Your objective »
All records must be quoted exactly. Omit the pictures.

Dataset rows »
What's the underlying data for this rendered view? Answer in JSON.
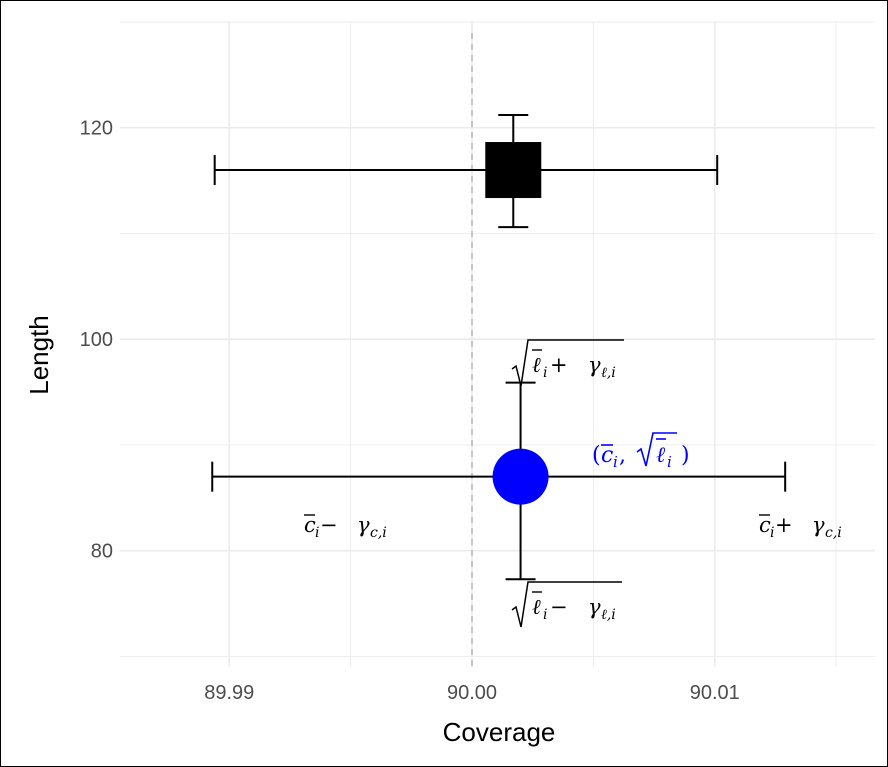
{
  "chart_data": {
    "type": "scatter",
    "xlabel": "Coverage",
    "ylabel": "Length",
    "xlim": [
      89.9855,
      90.0166
    ],
    "ylim": [
      69.0,
      130.0
    ],
    "x_ticks": [
      89.99,
      90.0,
      90.01
    ],
    "x_tick_labels": [
      "89.99",
      "90.00",
      "90.01"
    ],
    "y_ticks": [
      80,
      100,
      120
    ],
    "y_tick_labels": [
      "80",
      "100",
      "120"
    ],
    "grid": true,
    "reference_vline": 90.0,
    "colors": {
      "square": "#000000",
      "circle": "#0000ff",
      "errorbar": "#000000",
      "grid": "#ebebeb",
      "ref_line": "#b3b3b3"
    },
    "points": [
      {
        "marker": "square",
        "x": 90.0017,
        "y": 116.0,
        "x_err": [
          89.9894,
          90.0101
        ],
        "y_err": [
          110.6,
          121.2
        ]
      },
      {
        "marker": "circle",
        "x": 90.002,
        "y": 87.0,
        "x_err": [
          89.9893,
          90.0129
        ],
        "y_err": [
          77.3,
          95.9
        ]
      }
    ],
    "annotations": {
      "point": {
        "p1": "(",
        "cbar": "c",
        "sub_i": "i",
        "comma": ", ",
        "ellbar": "ℓ",
        "p2": ")"
      },
      "left": {
        "cbar": "c",
        "sub_i": "i",
        "op": " − ",
        "gamma": "γ",
        "sub": "c,i"
      },
      "right": {
        "cbar": "c",
        "sub_i": "i",
        "op": " + ",
        "gamma": "γ",
        "sub": "c,i"
      },
      "top": {
        "ellbar": "ℓ",
        "sub_i": "i",
        "op": " + ",
        "gamma": "γ",
        "sub": "ℓ,i"
      },
      "bottom": {
        "ellbar": "ℓ",
        "sub_i": "i",
        "op": " − ",
        "gamma": "γ",
        "sub": "ℓ,i"
      }
    }
  }
}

Finished exercise »
What's the underlying data for this rendered view? Answer in JSON.
{
  "chart_data": {
    "type": "scatter",
    "xlabel": "Coverage",
    "ylabel": "Length",
    "xlim": [
      89.9855,
      90.0166
    ],
    "ylim": [
      69.0,
      130.0
    ],
    "x_ticks": [
      89.99,
      90.0,
      90.01
    ],
    "x_tick_labels": [
      "89.99",
      "90.00",
      "90.01"
    ],
    "y_ticks": [
      80,
      100,
      120
    ],
    "y_tick_labels": [
      "80",
      "100",
      "120"
    ],
    "grid": true,
    "reference_vline": 90.0,
    "colors": {
      "square": "#000000",
      "circle": "#0000ff",
      "errorbar": "#000000",
      "grid": "#ebebeb",
      "ref_line": "#b3b3b3"
    },
    "points": [
      {
        "marker": "square",
        "x": 90.0017,
        "y": 116.0,
        "x_err": [
          89.9894,
          90.0101
        ],
        "y_err": [
          110.6,
          121.2
        ]
      },
      {
        "marker": "circle",
        "x": 90.002,
        "y": 87.0,
        "x_err": [
          89.9893,
          90.0129
        ],
        "y_err": [
          77.3,
          95.9
        ]
      }
    ],
    "annotations": {
      "point": {
        "p1": "(",
        "cbar": "c",
        "sub_i": "i",
        "comma": ", ",
        "ellbar": "ℓ",
        "p2": ")"
      },
      "left": {
        "cbar": "c",
        "sub_i": "i",
        "op": " − ",
        "gamma": "γ",
        "sub": "c,i"
      },
      "right": {
        "cbar": "c",
        "sub_i": "i",
        "op": " + ",
        "gamma": "γ",
        "sub": "c,i"
      },
      "top": {
        "ellbar": "ℓ",
        "sub_i": "i",
        "op": " + ",
        "gamma": "γ",
        "sub": "ℓ,i"
      },
      "bottom": {
        "ellbar": "ℓ",
        "sub_i": "i",
        "op": " − ",
        "gamma": "γ",
        "sub": "ℓ,i"
      }
    }
  }
}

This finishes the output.